** START **

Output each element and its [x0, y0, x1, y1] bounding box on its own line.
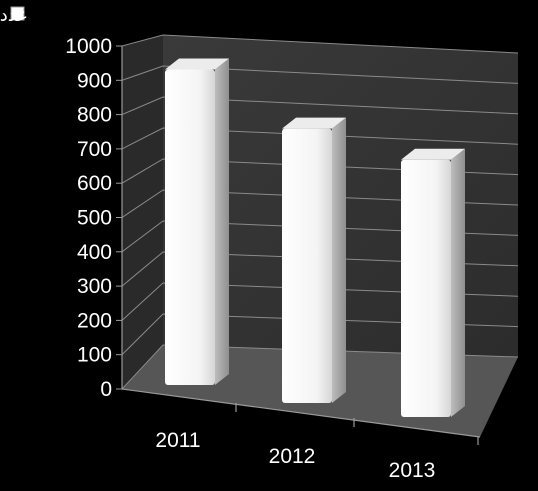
gridline [121, 282, 519, 321]
y-tick-label: 600 [77, 172, 112, 195]
bar-top [165, 58, 229, 70]
bar-side [215, 58, 229, 385]
x-category-label: 2011 [155, 429, 200, 452]
x-axis-category-labels: 2011 2012 2013 [155, 429, 435, 482]
gridline [121, 158, 519, 184]
y-tick-label: 500 [77, 207, 112, 230]
x-category-label: 2013 [389, 459, 436, 482]
gridline [121, 189, 519, 218]
bar-side [332, 117, 346, 403]
gridline [121, 96, 519, 116]
y-tick-label: 900 [77, 69, 112, 92]
bar-front [282, 128, 332, 403]
gridline [121, 344, 519, 390]
gridlines [116, 34, 519, 390]
y-tick-label: 100 [77, 344, 112, 367]
bar-2012 [282, 117, 346, 403]
bar-2011 [165, 58, 229, 385]
y-tick-label: 300 [77, 275, 112, 298]
bar-2013 [401, 148, 465, 417]
legend-swatch [10, 6, 25, 21]
side-wall [122, 35, 163, 389]
y-tick-label: 1000 [65, 35, 112, 58]
bar-front [401, 159, 451, 417]
axes [121, 46, 481, 445]
legend: عدد المخالفات [0, 5, 28, 26]
y-tick-label: 200 [77, 309, 112, 332]
x-category-label: 2012 [269, 445, 316, 468]
y-axis-tick-labels: 0 100 200 300 400 500 600 700 800 900 1000 [65, 35, 112, 401]
gridline [121, 220, 519, 253]
gridline [121, 127, 519, 150]
bar-top [282, 117, 346, 129]
y-tick-label: 800 [77, 104, 112, 127]
y-tick-label: 700 [77, 138, 112, 161]
bars [165, 58, 465, 417]
bar-front [165, 69, 215, 385]
legend-label: عدد المخالفات [0, 5, 28, 26]
y-tick-label: 400 [77, 241, 112, 264]
y-tick-label: 0 [100, 378, 112, 401]
bar-top [401, 148, 465, 160]
gridline [121, 313, 519, 356]
gridline [121, 251, 519, 287]
bar-side [451, 148, 465, 417]
x-axis-line [121, 388, 481, 438]
gridline [121, 34, 519, 54]
gridline [121, 65, 519, 84]
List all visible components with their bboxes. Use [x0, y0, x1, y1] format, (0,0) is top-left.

** END **

:: Problem details ::
Can you render the lines starting at the one containing "gridline [121, 282, 519, 321]" and ending at the one containing "gridlines [116, 34, 519, 390]" as a JSON list of strings, with one string per line and blank lines omitted?

:: Answer to the exercise ::
[
  "gridline [121, 282, 519, 321]",
  "y-tick-label: 600 [77, 172, 112, 195]",
  "bar-top [165, 58, 229, 70]",
  "bar-side [215, 58, 229, 385]",
  "x-category-label: 2011 [155, 429, 200, 452]",
  "x-axis-category-labels: 2011 2012 2013 [155, 429, 435, 482]",
  "gridline [121, 158, 519, 184]",
  "y-tick-label: 500 [77, 207, 112, 230]",
  "x-category-label: 2013 [389, 459, 436, 482]",
  "gridline [121, 189, 519, 218]",
  "bar-side [332, 117, 346, 403]",
  "gridline [121, 96, 519, 116]",
  "y-tick-label: 900 [77, 69, 112, 92]",
  "bar-front [282, 128, 332, 403]",
  "gridline [121, 344, 519, 390]",
  "gridlines [116, 34, 519, 390]"
]